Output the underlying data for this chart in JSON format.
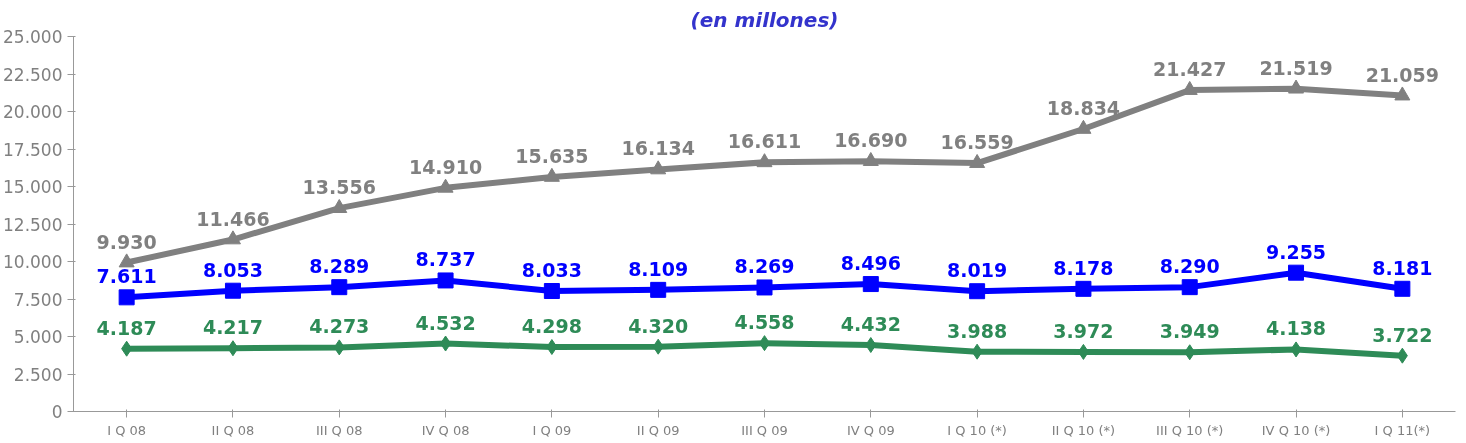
{
  "chart_data": {
    "type": "line",
    "title": "(en millones)",
    "categories": [
      "I Q 08",
      "II Q 08",
      "III Q 08",
      "IV Q 08",
      "I Q 09",
      "II Q 09",
      "III Q 09",
      "IV Q 09",
      "I Q 10 (*)",
      "II Q 10 (*)",
      "III Q 10 (*)",
      "IV Q 10 (*)",
      "I Q 11(*)"
    ],
    "series": [
      {
        "color": "#808080",
        "marker": "triangle",
        "values": [
          9930,
          11466,
          13556,
          14910,
          15635,
          16134,
          16611,
          16690,
          16559,
          18834,
          21427,
          21519,
          21059
        ],
        "value_labels": [
          "9.930",
          "11.466",
          "13.556",
          "14.910",
          "15.635",
          "16.134",
          "16.611",
          "16.690",
          "16.559",
          "18.834",
          "21.427",
          "21.519",
          "21.059"
        ]
      },
      {
        "color": "#0000ff",
        "marker": "square",
        "values": [
          7611,
          8053,
          8289,
          8737,
          8033,
          8109,
          8269,
          8496,
          8019,
          8178,
          8290,
          9255,
          8181
        ],
        "value_labels": [
          "7.611",
          "8.053",
          "8.289",
          "8.737",
          "8.033",
          "8.109",
          "8.269",
          "8.496",
          "8.019",
          "8.178",
          "8.290",
          "9.255",
          "8.181"
        ]
      },
      {
        "color": "#2e8b57",
        "marker": "diamond",
        "values": [
          4187,
          4217,
          4273,
          4532,
          4298,
          4320,
          4558,
          4432,
          3988,
          3972,
          3949,
          4138,
          3722
        ],
        "value_labels": [
          "4.187",
          "4.217",
          "4.273",
          "4.532",
          "4.298",
          "4.320",
          "4.558",
          "4.432",
          "3.988",
          "3.972",
          "3.949",
          "4.138",
          "3.722"
        ]
      }
    ],
    "ylim": [
      0,
      25000
    ],
    "yticks": [
      {
        "value": 0,
        "label": "0"
      },
      {
        "value": 2500,
        "label": "2.500"
      },
      {
        "value": 5000,
        "label": "5.000"
      },
      {
        "value": 7500,
        "label": "7.500"
      },
      {
        "value": 10000,
        "label": "10.000"
      },
      {
        "value": 12500,
        "label": "12.500"
      },
      {
        "value": 15000,
        "label": "15.000"
      },
      {
        "value": 17500,
        "label": "17.500"
      },
      {
        "value": 20000,
        "label": "20.000"
      },
      {
        "value": 22500,
        "label": "22.500"
      },
      {
        "value": 25000,
        "label": "25.000"
      }
    ],
    "grid": false,
    "legend": false,
    "line_style": "solid"
  }
}
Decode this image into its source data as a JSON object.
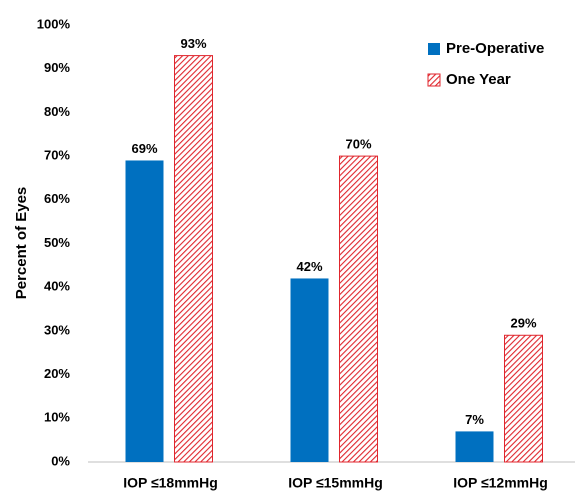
{
  "chart_data": {
    "type": "bar",
    "y_label": "Percent of Eyes",
    "categories": [
      "IOP ≤18mmHg",
      "IOP ≤15mmHg",
      "IOP ≤12mmHg"
    ],
    "series": [
      {
        "name": "Pre-Operative",
        "color": "#0070c0",
        "hatch": false,
        "values": [
          69,
          42,
          7
        ],
        "value_labels": [
          "69%",
          "42%",
          "7%"
        ]
      },
      {
        "name": "One Year",
        "color": "#e0262d",
        "hatch": true,
        "values": [
          93,
          70,
          29
        ],
        "value_labels": [
          "93%",
          "70%",
          "29%"
        ]
      }
    ],
    "ylim": [
      0,
      100
    ],
    "yticks": [
      {
        "value": 0,
        "label": "0%"
      },
      {
        "value": 10,
        "label": "10%"
      },
      {
        "value": 20,
        "label": "20%"
      },
      {
        "value": 30,
        "label": "30%"
      },
      {
        "value": 40,
        "label": "40%"
      },
      {
        "value": 50,
        "label": "50%"
      },
      {
        "value": 60,
        "label": "60%"
      },
      {
        "value": 70,
        "label": "70%"
      },
      {
        "value": 80,
        "label": "80%"
      },
      {
        "value": 90,
        "label": "90%"
      },
      {
        "value": 100,
        "label": "100%"
      }
    ],
    "grid": false,
    "legend": "top-right"
  }
}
..............................
Request: In your copy of the listing above, reproduce each line exactly and omit all pictures.

Response:
Output the underlying data for this chart in JSON format.
{
  "chart_data": {
    "type": "line",
    "title": "(en millones)",
    "categories": [
      "I Q 08",
      "II Q 08",
      "III Q 08",
      "IV Q 08",
      "I Q 09",
      "II Q 09",
      "III Q 09",
      "IV Q 09",
      "I Q 10 (*)",
      "II Q 10 (*)",
      "III Q 10 (*)",
      "IV Q 10 (*)",
      "I Q 11(*)"
    ],
    "series": [
      {
        "color": "#808080",
        "marker": "triangle",
        "values": [
          9930,
          11466,
          13556,
          14910,
          15635,
          16134,
          16611,
          16690,
          16559,
          18834,
          21427,
          21519,
          21059
        ],
        "value_labels": [
          "9.930",
          "11.466",
          "13.556",
          "14.910",
          "15.635",
          "16.134",
          "16.611",
          "16.690",
          "16.559",
          "18.834",
          "21.427",
          "21.519",
          "21.059"
        ]
      },
      {
        "color": "#0000ff",
        "marker": "square",
        "values": [
          7611,
          8053,
          8289,
          8737,
          8033,
          8109,
          8269,
          8496,
          8019,
          8178,
          8290,
          9255,
          8181
        ],
        "value_labels": [
          "7.611",
          "8.053",
          "8.289",
          "8.737",
          "8.033",
          "8.109",
          "8.269",
          "8.496",
          "8.019",
          "8.178",
          "8.290",
          "9.255",
          "8.181"
        ]
      },
      {
        "color": "#2e8b57",
        "marker": "diamond",
        "values": [
          4187,
          4217,
          4273,
          4532,
          4298,
          4320,
          4558,
          4432,
          3988,
          3972,
          3949,
          4138,
          3722
        ],
        "value_labels": [
          "4.187",
          "4.217",
          "4.273",
          "4.532",
          "4.298",
          "4.320",
          "4.558",
          "4.432",
          "3.988",
          "3.972",
          "3.949",
          "4.138",
          "3.722"
        ]
      }
    ],
    "ylim": [
      0,
      25000
    ],
    "yticks": [
      {
        "value": 0,
        "label": "0"
      },
      {
        "value": 2500,
        "label": "2.500"
      },
      {
        "value": 5000,
        "label": "5.000"
      },
      {
        "value": 7500,
        "label": "7.500"
      },
      {
        "value": 10000,
        "label": "10.000"
      },
      {
        "value": 12500,
        "label": "12.500"
      },
      {
        "value": 15000,
        "label": "15.000"
      },
      {
        "value": 17500,
        "label": "17.500"
      },
      {
        "value": 20000,
        "label": "20.000"
      },
      {
        "value": 22500,
        "label": "22.500"
      },
      {
        "value": 25000,
        "label": "25.000"
      }
    ],
    "grid": false,
    "legend": false,
    "line_style": "solid"
  }
}
Decode this image into its source data as a JSON object.
{
  "chart_data": {
    "type": "bar",
    "y_label": "Percent of Eyes",
    "categories": [
      "IOP ≤18mmHg",
      "IOP ≤15mmHg",
      "IOP ≤12mmHg"
    ],
    "series": [
      {
        "name": "Pre-Operative",
        "color": "#0070c0",
        "hatch": false,
        "values": [
          69,
          42,
          7
        ],
        "value_labels": [
          "69%",
          "42%",
          "7%"
        ]
      },
      {
        "name": "One Year",
        "color": "#e0262d",
        "hatch": true,
        "values": [
          93,
          70,
          29
        ],
        "value_labels": [
          "93%",
          "70%",
          "29%"
        ]
      }
    ],
    "ylim": [
      0,
      100
    ],
    "yticks": [
      {
        "value": 0,
        "label": "0%"
      },
      {
        "value": 10,
        "label": "10%"
      },
      {
        "value": 20,
        "label": "20%"
      },
      {
        "value": 30,
        "label": "30%"
      },
      {
        "value": 40,
        "label": "40%"
      },
      {
        "value": 50,
        "label": "50%"
      },
      {
        "value": 60,
        "label": "60%"
      },
      {
        "value": 70,
        "label": "70%"
      },
      {
        "value": 80,
        "label": "80%"
      },
      {
        "value": 90,
        "label": "90%"
      },
      {
        "value": 100,
        "label": "100%"
      }
    ],
    "grid": false,
    "legend": "top-right"
  }
}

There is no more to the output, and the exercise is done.